Instructions to follow: From the entries below, copy every line that holds the word "name".
-- START OF Input --
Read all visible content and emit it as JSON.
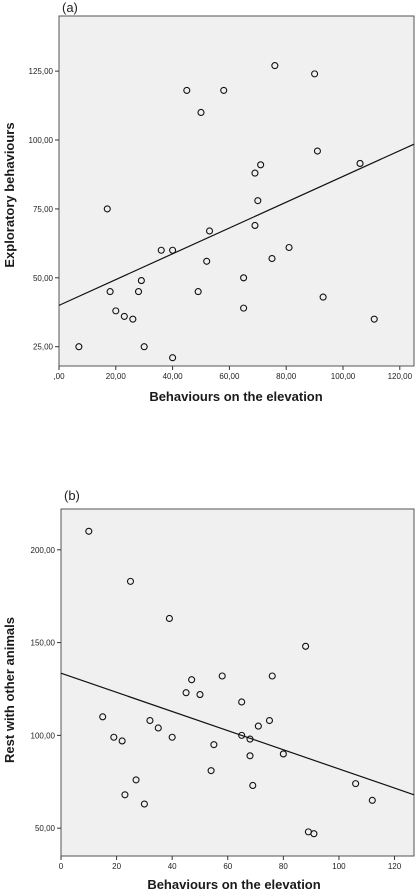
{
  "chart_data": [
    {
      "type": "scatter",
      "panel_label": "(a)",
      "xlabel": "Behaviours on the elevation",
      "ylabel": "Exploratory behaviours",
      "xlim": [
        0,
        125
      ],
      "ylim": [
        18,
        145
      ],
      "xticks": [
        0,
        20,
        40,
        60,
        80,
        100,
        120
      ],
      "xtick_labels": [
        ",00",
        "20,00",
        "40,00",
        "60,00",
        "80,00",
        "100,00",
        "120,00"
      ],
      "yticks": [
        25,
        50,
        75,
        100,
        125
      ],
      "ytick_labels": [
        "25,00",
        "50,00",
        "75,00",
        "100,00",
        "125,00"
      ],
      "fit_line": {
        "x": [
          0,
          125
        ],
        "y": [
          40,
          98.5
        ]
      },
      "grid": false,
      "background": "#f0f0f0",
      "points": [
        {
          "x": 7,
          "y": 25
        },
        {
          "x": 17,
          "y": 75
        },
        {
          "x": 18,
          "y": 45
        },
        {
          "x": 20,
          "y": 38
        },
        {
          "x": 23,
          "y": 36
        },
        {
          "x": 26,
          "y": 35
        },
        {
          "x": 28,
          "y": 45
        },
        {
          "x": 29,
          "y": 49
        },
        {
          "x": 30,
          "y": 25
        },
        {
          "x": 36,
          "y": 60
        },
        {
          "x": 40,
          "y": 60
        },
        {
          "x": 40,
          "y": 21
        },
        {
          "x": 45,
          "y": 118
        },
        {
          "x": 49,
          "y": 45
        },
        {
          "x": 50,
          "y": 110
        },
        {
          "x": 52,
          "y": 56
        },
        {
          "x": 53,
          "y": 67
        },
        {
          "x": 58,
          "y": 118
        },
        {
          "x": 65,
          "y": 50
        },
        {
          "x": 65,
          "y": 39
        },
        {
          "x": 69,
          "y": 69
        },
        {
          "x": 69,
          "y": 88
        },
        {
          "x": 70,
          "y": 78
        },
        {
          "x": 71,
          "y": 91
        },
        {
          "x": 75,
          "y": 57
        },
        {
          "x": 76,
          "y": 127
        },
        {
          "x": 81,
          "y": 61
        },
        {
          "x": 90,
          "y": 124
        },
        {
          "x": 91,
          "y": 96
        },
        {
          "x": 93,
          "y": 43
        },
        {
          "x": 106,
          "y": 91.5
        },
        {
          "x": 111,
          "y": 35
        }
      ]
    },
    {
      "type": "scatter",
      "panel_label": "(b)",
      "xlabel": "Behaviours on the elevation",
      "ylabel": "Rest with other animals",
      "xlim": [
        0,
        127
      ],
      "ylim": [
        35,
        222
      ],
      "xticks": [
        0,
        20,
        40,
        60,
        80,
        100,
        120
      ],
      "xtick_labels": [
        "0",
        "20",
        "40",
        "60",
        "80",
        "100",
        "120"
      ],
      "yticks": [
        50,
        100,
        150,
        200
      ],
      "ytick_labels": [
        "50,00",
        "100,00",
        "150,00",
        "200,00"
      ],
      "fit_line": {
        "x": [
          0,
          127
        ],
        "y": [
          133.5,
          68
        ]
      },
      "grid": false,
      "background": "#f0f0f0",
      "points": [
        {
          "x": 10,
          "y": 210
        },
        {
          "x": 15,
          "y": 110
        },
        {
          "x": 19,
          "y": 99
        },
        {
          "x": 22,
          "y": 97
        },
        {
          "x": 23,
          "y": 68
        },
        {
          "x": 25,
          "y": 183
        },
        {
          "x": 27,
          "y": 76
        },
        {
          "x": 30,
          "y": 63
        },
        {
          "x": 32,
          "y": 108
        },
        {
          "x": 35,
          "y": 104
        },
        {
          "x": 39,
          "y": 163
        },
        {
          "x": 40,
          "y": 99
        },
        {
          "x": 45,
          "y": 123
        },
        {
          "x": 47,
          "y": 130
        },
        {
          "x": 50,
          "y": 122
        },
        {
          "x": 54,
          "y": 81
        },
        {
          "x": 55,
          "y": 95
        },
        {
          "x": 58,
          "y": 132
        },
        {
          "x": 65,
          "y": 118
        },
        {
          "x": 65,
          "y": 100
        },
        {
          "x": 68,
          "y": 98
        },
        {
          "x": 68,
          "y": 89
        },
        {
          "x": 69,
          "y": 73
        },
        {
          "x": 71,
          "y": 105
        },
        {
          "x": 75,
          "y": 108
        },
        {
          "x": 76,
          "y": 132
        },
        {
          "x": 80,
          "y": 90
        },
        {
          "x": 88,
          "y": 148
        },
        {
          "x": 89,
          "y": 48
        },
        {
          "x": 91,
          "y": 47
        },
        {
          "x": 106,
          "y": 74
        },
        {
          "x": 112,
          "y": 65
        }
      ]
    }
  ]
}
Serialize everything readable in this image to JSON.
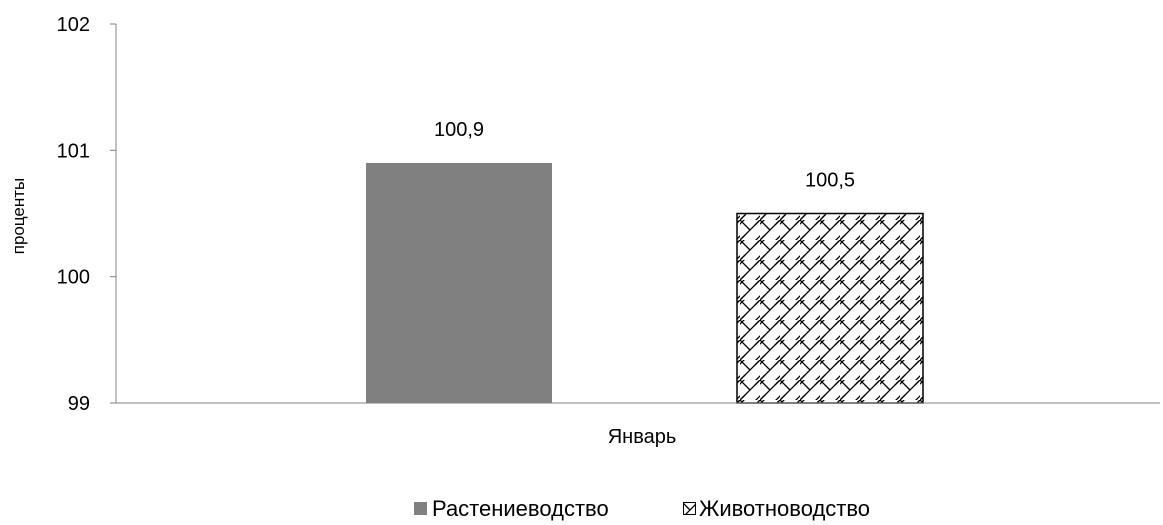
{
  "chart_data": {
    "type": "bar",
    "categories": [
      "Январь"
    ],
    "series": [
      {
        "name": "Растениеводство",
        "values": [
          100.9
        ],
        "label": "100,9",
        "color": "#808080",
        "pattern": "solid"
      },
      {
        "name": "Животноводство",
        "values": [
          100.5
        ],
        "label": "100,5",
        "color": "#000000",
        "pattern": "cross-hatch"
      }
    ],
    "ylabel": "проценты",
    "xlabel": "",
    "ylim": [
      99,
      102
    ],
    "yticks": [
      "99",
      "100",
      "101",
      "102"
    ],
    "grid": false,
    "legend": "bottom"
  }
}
-- END OF Input --
Solved problem:
        "name": "Растениеводство",
        "name": "Животноводство",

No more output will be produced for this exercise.